> _Record list_:
** Begin **

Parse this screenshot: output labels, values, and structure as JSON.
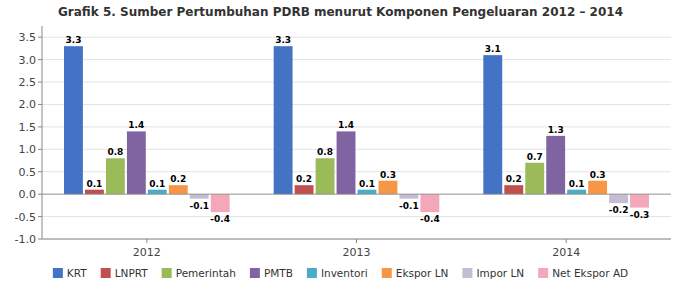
{
  "chart_data": {
    "type": "bar",
    "title": "Grafik 5. Sumber Pertumbuhan PDRB menurut Komponen Pengeluaran 2012 – 2014",
    "categories": [
      "2012",
      "2013",
      "2014"
    ],
    "series": [
      {
        "name": "KRT",
        "color": "#4472C4",
        "values": [
          3.3,
          3.3,
          3.1
        ]
      },
      {
        "name": "LNPRT",
        "color": "#C0504D",
        "values": [
          0.1,
          0.2,
          0.2
        ]
      },
      {
        "name": "Pemerintah",
        "color": "#9BBB59",
        "values": [
          0.8,
          0.8,
          0.7
        ]
      },
      {
        "name": "PMTB",
        "color": "#8064A2",
        "values": [
          1.4,
          1.4,
          1.3
        ]
      },
      {
        "name": "Inventori",
        "color": "#4BACC6",
        "values": [
          0.1,
          0.1,
          0.1
        ]
      },
      {
        "name": "Ekspor LN",
        "color": "#F79646",
        "values": [
          0.2,
          0.3,
          0.3
        ]
      },
      {
        "name": "Impor LN",
        "color": "#C4BDD5",
        "values": [
          -0.1,
          -0.1,
          -0.2
        ]
      },
      {
        "name": "Net Ekspor AD",
        "color": "#F4A7B9",
        "values": [
          -0.4,
          -0.4,
          -0.3
        ]
      }
    ],
    "ylim": [
      -1.0,
      3.75
    ],
    "yticks": [
      {
        "value": -1.0,
        "label": "-1.0"
      },
      -0.5,
      {
        "value": 0.0,
        "label": "0.0"
      },
      0.5,
      {
        "value": 1.0,
        "label": "1.0"
      },
      1.5,
      {
        "value": 2.0,
        "label": "2.0"
      },
      2.5,
      {
        "value": 3.0,
        "label": "3.0"
      },
      3.5
    ],
    "grid": true,
    "legend": "bottom",
    "data_labels": true
  }
}
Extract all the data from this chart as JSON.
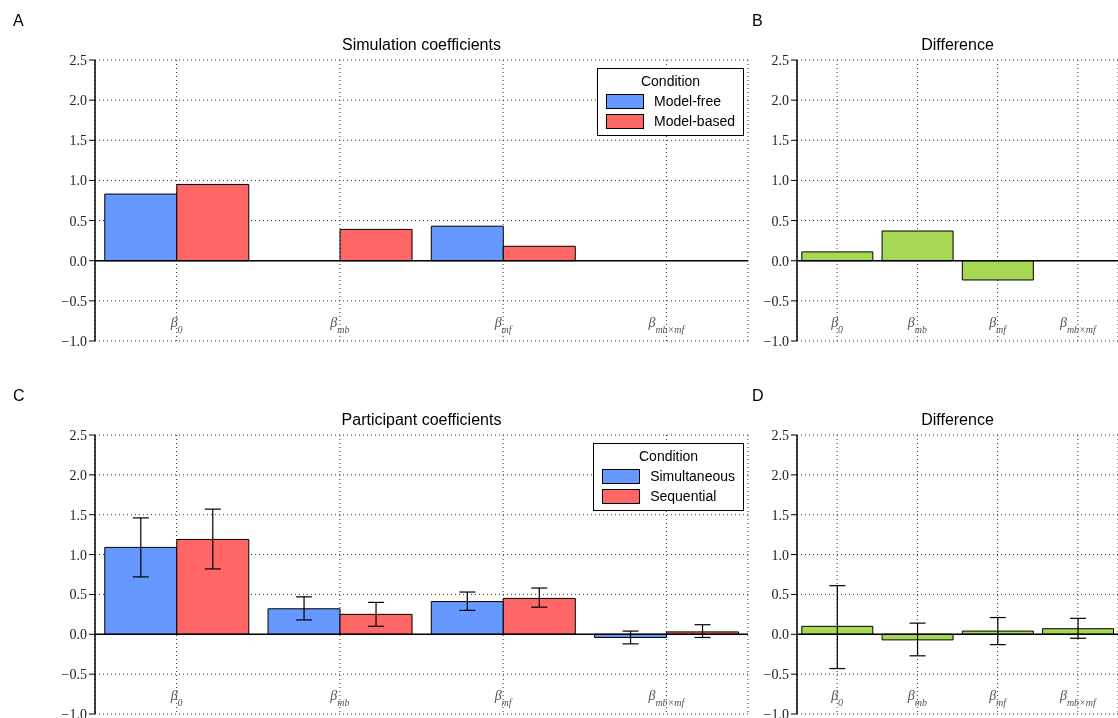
{
  "chart_data": [
    {
      "type": "bar",
      "title": "Simulation coefficients",
      "annotations": [
        "A"
      ],
      "categories": [
        "β$_{0}$",
        "β$_{mb}$",
        "β$_{mf}$",
        "β$_{mb×mf}$"
      ],
      "series": [
        {
          "name": "Model-free",
          "color": "#6699ff",
          "values": [
            0.83,
            null,
            0.43,
            null
          ]
        },
        {
          "name": "Model-based",
          "color": "#ff6666",
          "values": [
            0.95,
            0.39,
            0.18,
            null
          ]
        }
      ],
      "legend_title": "Condition",
      "legend": "top right",
      "ylim": [
        -1.0,
        2.5
      ],
      "yticks": [
        {
          "value": -1.0,
          "label": "−1.0"
        },
        {
          "value": -0.5,
          "label": "−0.5"
        },
        {
          "value": 0,
          "label": "0.0"
        },
        {
          "value": 0.5,
          "label": "0.5"
        },
        {
          "value": 1.0,
          "label": "1.0"
        },
        {
          "value": 1.5,
          "label": "1.5"
        },
        {
          "value": 2.0,
          "label": "2.0"
        },
        {
          "value": 2.5,
          "label": "2.5"
        }
      ],
      "grid": true,
      "ref_lines": [
        {
          "axis": "y",
          "value": 0,
          "color": "#000000"
        }
      ]
    },
    {
      "type": "bar",
      "title": "Difference",
      "annotations": [
        "B"
      ],
      "categories": [
        "β$_{0}$",
        "β$_{mb}$",
        "β$_{mf}$",
        "β$_{mb×mf}$"
      ],
      "series": [
        {
          "color": "#a6d854",
          "values": [
            0.11,
            0.37,
            -0.24,
            null
          ]
        }
      ],
      "ylim": [
        -1.0,
        2.5
      ],
      "yticks": [
        {
          "value": -1.0,
          "label": "−1.0"
        },
        {
          "value": -0.5,
          "label": "−0.5"
        },
        {
          "value": 0,
          "label": "0.0"
        },
        {
          "value": 0.5,
          "label": "0.5"
        },
        {
          "value": 1.0,
          "label": "1.0"
        },
        {
          "value": 1.5,
          "label": "1.5"
        },
        {
          "value": 2.0,
          "label": "2.0"
        },
        {
          "value": 2.5,
          "label": "2.5"
        }
      ],
      "grid": true,
      "ref_lines": [
        {
          "axis": "y",
          "value": 0,
          "color": "#000000"
        }
      ]
    },
    {
      "type": "bar",
      "title": "Participant coefficients",
      "annotations": [
        "C"
      ],
      "categories": [
        "β$_{0}$",
        "β$_{mb}$",
        "β$_{mf}$",
        "β$_{mb×mf}$"
      ],
      "series": [
        {
          "name": "Simultaneous",
          "color": "#6699ff",
          "values": [
            1.09,
            0.32,
            0.41,
            -0.04
          ],
          "errors": [
            [
              0.72,
              1.46
            ],
            [
              0.18,
              0.47
            ],
            [
              0.3,
              0.53
            ],
            [
              -0.12,
              0.04
            ]
          ]
        },
        {
          "name": "Sequential",
          "color": "#ff6666",
          "values": [
            1.19,
            0.25,
            0.45,
            0.03
          ],
          "errors": [
            [
              0.82,
              1.57
            ],
            [
              0.1,
              0.4
            ],
            [
              0.34,
              0.58
            ],
            [
              -0.04,
              0.12
            ]
          ]
        }
      ],
      "legend_title": "Condition",
      "legend": "top right",
      "ylim": [
        -1.0,
        2.5
      ],
      "yticks": [
        {
          "value": -1.0,
          "label": "−1.0"
        },
        {
          "value": -0.5,
          "label": "−0.5"
        },
        {
          "value": 0,
          "label": "0.0"
        },
        {
          "value": 0.5,
          "label": "0.5"
        },
        {
          "value": 1.0,
          "label": "1.0"
        },
        {
          "value": 1.5,
          "label": "1.5"
        },
        {
          "value": 2.0,
          "label": "2.0"
        },
        {
          "value": 2.5,
          "label": "2.5"
        }
      ],
      "grid": true,
      "ref_lines": [
        {
          "axis": "y",
          "value": 0,
          "color": "#000000"
        }
      ]
    },
    {
      "type": "bar",
      "title": "Difference",
      "annotations": [
        "D"
      ],
      "categories": [
        "β$_{0}$",
        "β$_{mb}$",
        "β$_{mf}$",
        "β$_{mb×mf}$"
      ],
      "series": [
        {
          "color": "#a6d854",
          "values": [
            0.1,
            -0.07,
            0.04,
            0.07
          ],
          "errors": [
            [
              -0.43,
              0.61
            ],
            [
              -0.27,
              0.14
            ],
            [
              -0.13,
              0.21
            ],
            [
              -0.05,
              0.2
            ]
          ]
        }
      ],
      "ylim": [
        -1.0,
        2.5
      ],
      "yticks": [
        {
          "value": -1.0,
          "label": "−1.0"
        },
        {
          "value": -0.5,
          "label": "−0.5"
        },
        {
          "value": 0,
          "label": "0.0"
        },
        {
          "value": 0.5,
          "label": "0.5"
        },
        {
          "value": 1.0,
          "label": "1.0"
        },
        {
          "value": 1.5,
          "label": "1.5"
        },
        {
          "value": 2.0,
          "label": "2.0"
        },
        {
          "value": 2.5,
          "label": "2.5"
        }
      ],
      "grid": true,
      "ref_lines": [
        {
          "axis": "y",
          "value": 0,
          "color": "#000000"
        }
      ]
    }
  ]
}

** End **

> _Exercise goal_:
Nothing but the pictures may be dropped; output the records above exactly.

> _Solution to this task_:
Parse this screenshot: output labels, values, and structure as JSON.
{
  "chart_data": {
    "type": "bar",
    "title": "Grafik 5. Sumber Pertumbuhan PDRB menurut Komponen Pengeluaran 2012 – 2014",
    "categories": [
      "2012",
      "2013",
      "2014"
    ],
    "series": [
      {
        "name": "KRT",
        "color": "#4472C4",
        "values": [
          3.3,
          3.3,
          3.1
        ]
      },
      {
        "name": "LNPRT",
        "color": "#C0504D",
        "values": [
          0.1,
          0.2,
          0.2
        ]
      },
      {
        "name": "Pemerintah",
        "color": "#9BBB59",
        "values": [
          0.8,
          0.8,
          0.7
        ]
      },
      {
        "name": "PMTB",
        "color": "#8064A2",
        "values": [
          1.4,
          1.4,
          1.3
        ]
      },
      {
        "name": "Inventori",
        "color": "#4BACC6",
        "values": [
          0.1,
          0.1,
          0.1
        ]
      },
      {
        "name": "Ekspor LN",
        "color": "#F79646",
        "values": [
          0.2,
          0.3,
          0.3
        ]
      },
      {
        "name": "Impor LN",
        "color": "#C4BDD5",
        "values": [
          -0.1,
          -0.1,
          -0.2
        ]
      },
      {
        "name": "Net Ekspor AD",
        "color": "#F4A7B9",
        "values": [
          -0.4,
          -0.4,
          -0.3
        ]
      }
    ],
    "ylim": [
      -1.0,
      3.75
    ],
    "yticks": [
      {
        "value": -1.0,
        "label": "-1.0"
      },
      -0.5,
      {
        "value": 0.0,
        "label": "0.0"
      },
      0.5,
      {
        "value": 1.0,
        "label": "1.0"
      },
      1.5,
      {
        "value": 2.0,
        "label": "2.0"
      },
      2.5,
      {
        "value": 3.0,
        "label": "3.0"
      },
      3.5
    ],
    "grid": true,
    "legend": "bottom",
    "data_labels": true
  }
}
Extract all the data from this chart as JSON.
{
  "chart_data": [
    {
      "type": "bar",
      "title": "Simulation coefficients",
      "annotations": [
        "A"
      ],
      "categories": [
        "β$_{0}$",
        "β$_{mb}$",
        "β$_{mf}$",
        "β$_{mb×mf}$"
      ],
      "series": [
        {
          "name": "Model-free",
          "color": "#6699ff",
          "values": [
            0.83,
            null,
            0.43,
            null
          ]
        },
        {
          "name": "Model-based",
          "color": "#ff6666",
          "values": [
            0.95,
            0.39,
            0.18,
            null
          ]
        }
      ],
      "legend_title": "Condition",
      "legend": "top right",
      "ylim": [
        -1.0,
        2.5
      ],
      "yticks": [
        {
          "value": -1.0,
          "label": "−1.0"
        },
        {
          "value": -0.5,
          "label": "−0.5"
        },
        {
          "value": 0,
          "label": "0.0"
        },
        {
          "value": 0.5,
          "label": "0.5"
        },
        {
          "value": 1.0,
          "label": "1.0"
        },
        {
          "value": 1.5,
          "label": "1.5"
        },
        {
          "value": 2.0,
          "label": "2.0"
        },
        {
          "value": 2.5,
          "label": "2.5"
        }
      ],
      "grid": true,
      "ref_lines": [
        {
          "axis": "y",
          "value": 0,
          "color": "#000000"
        }
      ]
    },
    {
      "type": "bar",
      "title": "Difference",
      "annotations": [
        "B"
      ],
      "categories": [
        "β$_{0}$",
        "β$_{mb}$",
        "β$_{mf}$",
        "β$_{mb×mf}$"
      ],
      "series": [
        {
          "color": "#a6d854",
          "values": [
            0.11,
            0.37,
            -0.24,
            null
          ]
        }
      ],
      "ylim": [
        -1.0,
        2.5
      ],
      "yticks": [
        {
          "value": -1.0,
          "label": "−1.0"
        },
        {
          "value": -0.5,
          "label": "−0.5"
        },
        {
          "value": 0,
          "label": "0.0"
        },
        {
          "value": 0.5,
          "label": "0.5"
        },
        {
          "value": 1.0,
          "label": "1.0"
        },
        {
          "value": 1.5,
          "label": "1.5"
        },
        {
          "value": 2.0,
          "label": "2.0"
        },
        {
          "value": 2.5,
          "label": "2.5"
        }
      ],
      "grid": true,
      "ref_lines": [
        {
          "axis": "y",
          "value": 0,
          "color": "#000000"
        }
      ]
    },
    {
      "type": "bar",
      "title": "Participant coefficients",
      "annotations": [
        "C"
      ],
      "categories": [
        "β$_{0}$",
        "β$_{mb}$",
        "β$_{mf}$",
        "β$_{mb×mf}$"
      ],
      "series": [
        {
          "name": "Simultaneous",
          "color": "#6699ff",
          "values": [
            1.09,
            0.32,
            0.41,
            -0.04
          ],
          "errors": [
            [
              0.72,
              1.46
            ],
            [
              0.18,
              0.47
            ],
            [
              0.3,
              0.53
            ],
            [
              -0.12,
              0.04
            ]
          ]
        },
        {
          "name": "Sequential",
          "color": "#ff6666",
          "values": [
            1.19,
            0.25,
            0.45,
            0.03
          ],
          "errors": [
            [
              0.82,
              1.57
            ],
            [
              0.1,
              0.4
            ],
            [
              0.34,
              0.58
            ],
            [
              -0.04,
              0.12
            ]
          ]
        }
      ],
      "legend_title": "Condition",
      "legend": "top right",
      "ylim": [
        -1.0,
        2.5
      ],
      "yticks": [
        {
          "value": -1.0,
          "label": "−1.0"
        },
        {
          "value": -0.5,
          "label": "−0.5"
        },
        {
          "value": 0,
          "label": "0.0"
        },
        {
          "value": 0.5,
          "label": "0.5"
        },
        {
          "value": 1.0,
          "label": "1.0"
        },
        {
          "value": 1.5,
          "label": "1.5"
        },
        {
          "value": 2.0,
          "label": "2.0"
        },
        {
          "value": 2.5,
          "label": "2.5"
        }
      ],
      "grid": true,
      "ref_lines": [
        {
          "axis": "y",
          "value": 0,
          "color": "#000000"
        }
      ]
    },
    {
      "type": "bar",
      "title": "Difference",
      "annotations": [
        "D"
      ],
      "categories": [
        "β$_{0}$",
        "β$_{mb}$",
        "β$_{mf}$",
        "β$_{mb×mf}$"
      ],
      "series": [
        {
          "color": "#a6d854",
          "values": [
            0.1,
            -0.07,
            0.04,
            0.07
          ],
          "errors": [
            [
              -0.43,
              0.61
            ],
            [
              -0.27,
              0.14
            ],
            [
              -0.13,
              0.21
            ],
            [
              -0.05,
              0.2
            ]
          ]
        }
      ],
      "ylim": [
        -1.0,
        2.5
      ],
      "yticks": [
        {
          "value": -1.0,
          "label": "−1.0"
        },
        {
          "value": -0.5,
          "label": "−0.5"
        },
        {
          "value": 0,
          "label": "0.0"
        },
        {
          "value": 0.5,
          "label": "0.5"
        },
        {
          "value": 1.0,
          "label": "1.0"
        },
        {
          "value": 1.5,
          "label": "1.5"
        },
        {
          "value": 2.0,
          "label": "2.0"
        },
        {
          "value": 2.5,
          "label": "2.5"
        }
      ],
      "grid": true,
      "ref_lines": [
        {
          "axis": "y",
          "value": 0,
          "color": "#000000"
        }
      ]
    }
  ]
}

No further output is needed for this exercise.